──────── Exercise data

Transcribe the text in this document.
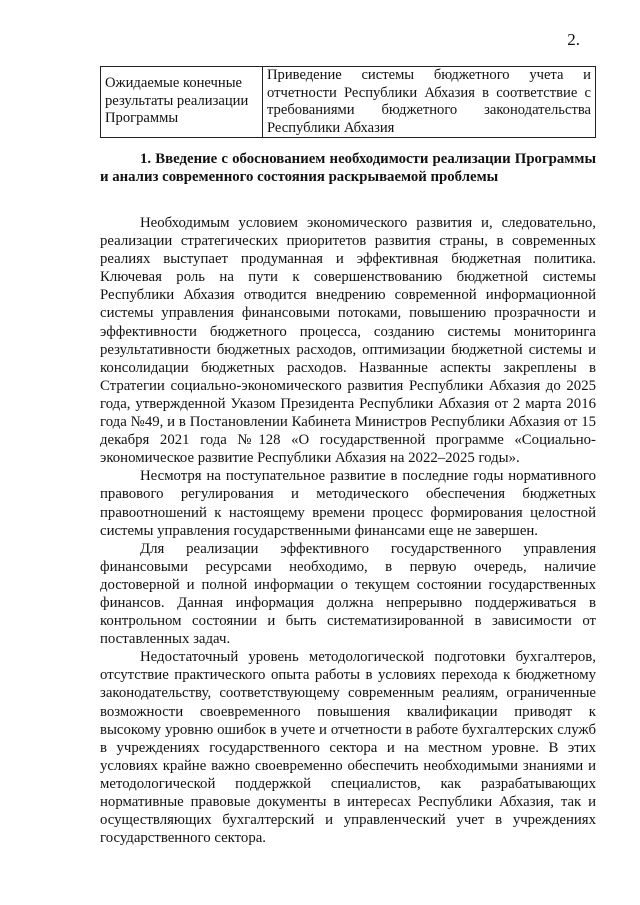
2.
Ожидаемые конечные результаты реализации Программы	Приведение системы бюджетного учета и отчетности Республики Абхазия в соответствие с требованиями бюджетного законодательства Республики Абхазия
1. Введение с обоснованием необходимости реализации Программы и анализ современного состояния раскрываемой проблемы

Необходимым условием экономического развития и, следовательно, реализации стратегических приоритетов развития страны, в современных реалиях выступает продуманная и эффективная бюджетная политика. Ключевая роль на пути к совершенствованию бюджетной системы Республики Абхазия отводится внедрению современной информационной системы управления финансовыми потоками, повышению прозрачности и эффективности бюджетного процесса, созданию системы мониторинга результативности бюджетных расходов, оптимизации бюджетной системы и консолидации бюджетных расходов. Названные аспекты закреплены в Стратегии социально-экономического развития Республики Абхазия до 2025 года, утвержденной Указом Президента Республики Абхазия от 2 марта 2016 года №49, и в Постановлении Кабинета Министров Республики Абхазия от 15 декабря 2021 года №128 «О государственной программе «Социально-экономическое развитие Республики Абхазия на 2022–2025 годы».

Несмотря на поступательное развитие в последние годы нормативного правового регулирования и методического обеспечения бюджетных правоотношений к настоящему времени процесс формирования целостной системы управления государственными финансами еще не завершен.

Для реализации эффективного государственного управления финансовыми ресурсами необходимо, в первую очередь, наличие достоверной и полной информации о текущем состоянии государственных финансов. Данная информация должна непрерывно поддерживаться в контрольном состоянии и быть систематизированной в зависимости от поставленных задач.

Недостаточный уровень методологической подготовки бухгалтеров, отсутствие практического опыта работы в условиях перехода к бюджетному законодательству, соответствующему современным реалиям, ограниченные возможности своевременного повышения квалификации приводят к высокому уровню ошибок в учете и отчетности в работе бухгалтерских служб в учреждениях государственного сектора и на местном уровне. В этих условиях крайне важно своевременно обеспечить необходимыми знаниями и методологической поддержкой специалистов, как разрабатывающих нормативные правовые документы в интересах Республики Абхазия, так и осуществляющих бухгалтерский и управленческий учет в учреждениях государственного сектора.
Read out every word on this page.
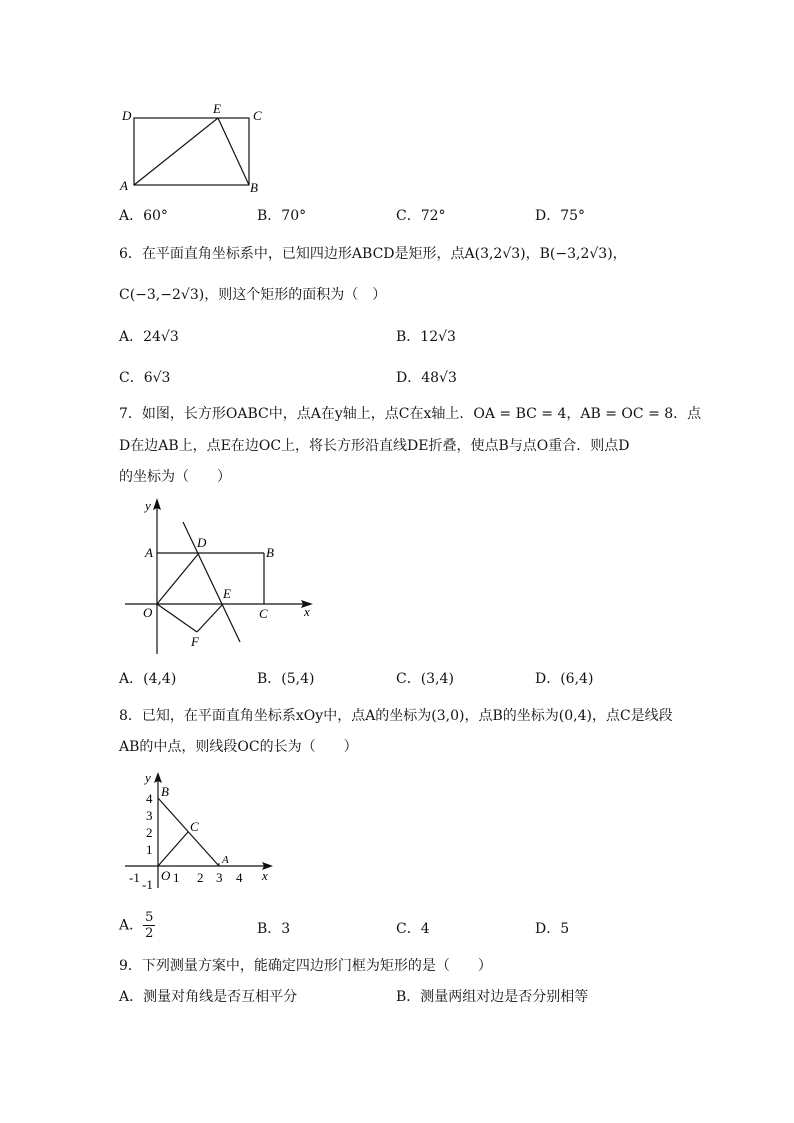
D	E C
A	B
A．60°	B．70°	C．72°	D．75°
6．在平面直角坐标系中，已知四边形ABCD是矩形，点A(3,2√3)，B(−3,2√3)，
C(−3,−2√3)，则这个矩形的面积为（　）
A．24√3	B．12√3
C．6√3	D．48√3
7．如图，长方形OABC中，点A在y轴上，点C在x轴上．OA = BC = 4，AB = OC = 8．点
D在边AB上，点E在边OC上，将长方形沿直线DE折叠，使点B与点O重合．则点D
的坐标为（　　）
y
A
D
B
O
E
C	x
F
A．(4,4)	B．(5,4)	C．(3,4)	D．(6,4)
8．已知，在平面直角坐标系xOy中，点A的坐标为(3,0)，点B的坐标为(0,4)，点C是线段
AB的中点，则线段OC的长为（　　）
-1	1 2 3 4
4
3
2
1
-1
y
B
C
A
O	x
A． $\frac{5}{2}$	B．3	C．4	D．5
9．下列测量方案中，能确定四边形门框为矩形的是（　　）
A．测量对角线是否互相平分	B．测量两组对边是否分别相等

────────────────

Written instruction -
Repeat each record exactly, with the pictures left out.

In response -
Transcribe the text in this document.
2.
Ожидаемые конечные результаты реализации Программы	Приведение системы бюджетного учета и отчетности Республики Абхазия в соответствие с требованиями бюджетного законодательства Республики Абхазия
1. Введение с обоснованием необходимости реализации Программы и анализ современного состояния раскрываемой проблемы

Необходимым условием экономического развития и, следовательно, реализации стратегических приоритетов развития страны, в современных реалиях выступает продуманная и эффективная бюджетная политика. Ключевая роль на пути к совершенствованию бюджетной системы Республики Абхазия отводится внедрению современной информационной системы управления финансовыми потоками, повышению прозрачности и эффективности бюджетного процесса, созданию системы мониторинга результативности бюджетных расходов, оптимизации бюджетной системы и консолидации бюджетных расходов. Названные аспекты закреплены в Стратегии социально-экономического развития Республики Абхазия до 2025 года, утвержденной Указом Президента Республики Абхазия от 2 марта 2016 года №49, и в Постановлении Кабинета Министров Республики Абхазия от 15 декабря 2021 года №128 «О государственной программе «Социально-экономическое развитие Республики Абхазия на 2022–2025 годы».

Несмотря на поступательное развитие в последние годы нормативного правового регулирования и методического обеспечения бюджетных правоотношений к настоящему времени процесс формирования целостной системы управления государственными финансами еще не завершен.

Для реализации эффективного государственного управления финансовыми ресурсами необходимо, в первую очередь, наличие достоверной и полной информации о текущем состоянии государственных финансов. Данная информация должна непрерывно поддерживаться в контрольном состоянии и быть систематизированной в зависимости от поставленных задач.

Недостаточный уровень методологической подготовки бухгалтеров, отсутствие практического опыта работы в условиях перехода к бюджетному законодательству, соответствующему современным реалиям, ограниченные возможности своевременного повышения квалификации приводят к высокому уровню ошибок в учете и отчетности в работе бухгалтерских служб в учреждениях государственного сектора и на местном уровне. В этих условиях крайне важно своевременно обеспечить необходимыми знаниями и методологической поддержкой специалистов, как разрабатывающих нормативные правовые документы в интересах Республики Абхазия, так и осуществляющих бухгалтерский и управленческий учет в учреждениях государственного сектора.
Read out every word on this page.
D	E C
A	B
A．60°	B．70°	C．72°	D．75°
6．在平面直角坐标系中，已知四边形ABCD是矩形，点A(3,2√3)，B(−3,2√3)，
C(−3,−2√3)，则这个矩形的面积为（　）
A．24√3	B．12√3
C．6√3	D．48√3
7．如图，长方形OABC中，点A在y轴上，点C在x轴上．OA = BC = 4，AB = OC = 8．点
D在边AB上，点E在边OC上，将长方形沿直线DE折叠，使点B与点O重合．则点D
的坐标为（　　）
y
A
D
B
O
E
C	x
F
A．(4,4)	B．(5,4)	C．(3,4)	D．(6,4)
8．已知，在平面直角坐标系xOy中，点A的坐标为(3,0)，点B的坐标为(0,4)，点C是线段
AB的中点，则线段OC的长为（　　）
-1	1 2 3 4
4
3
2
1
-1
y
B
C
A
O	x
A． $\frac{5}{2}$	B．3	C．4	D．5
9．下列测量方案中，能确定四边形门框为矩形的是（　　）
A．测量对角线是否互相平分	B．测量两组对边是否分别相等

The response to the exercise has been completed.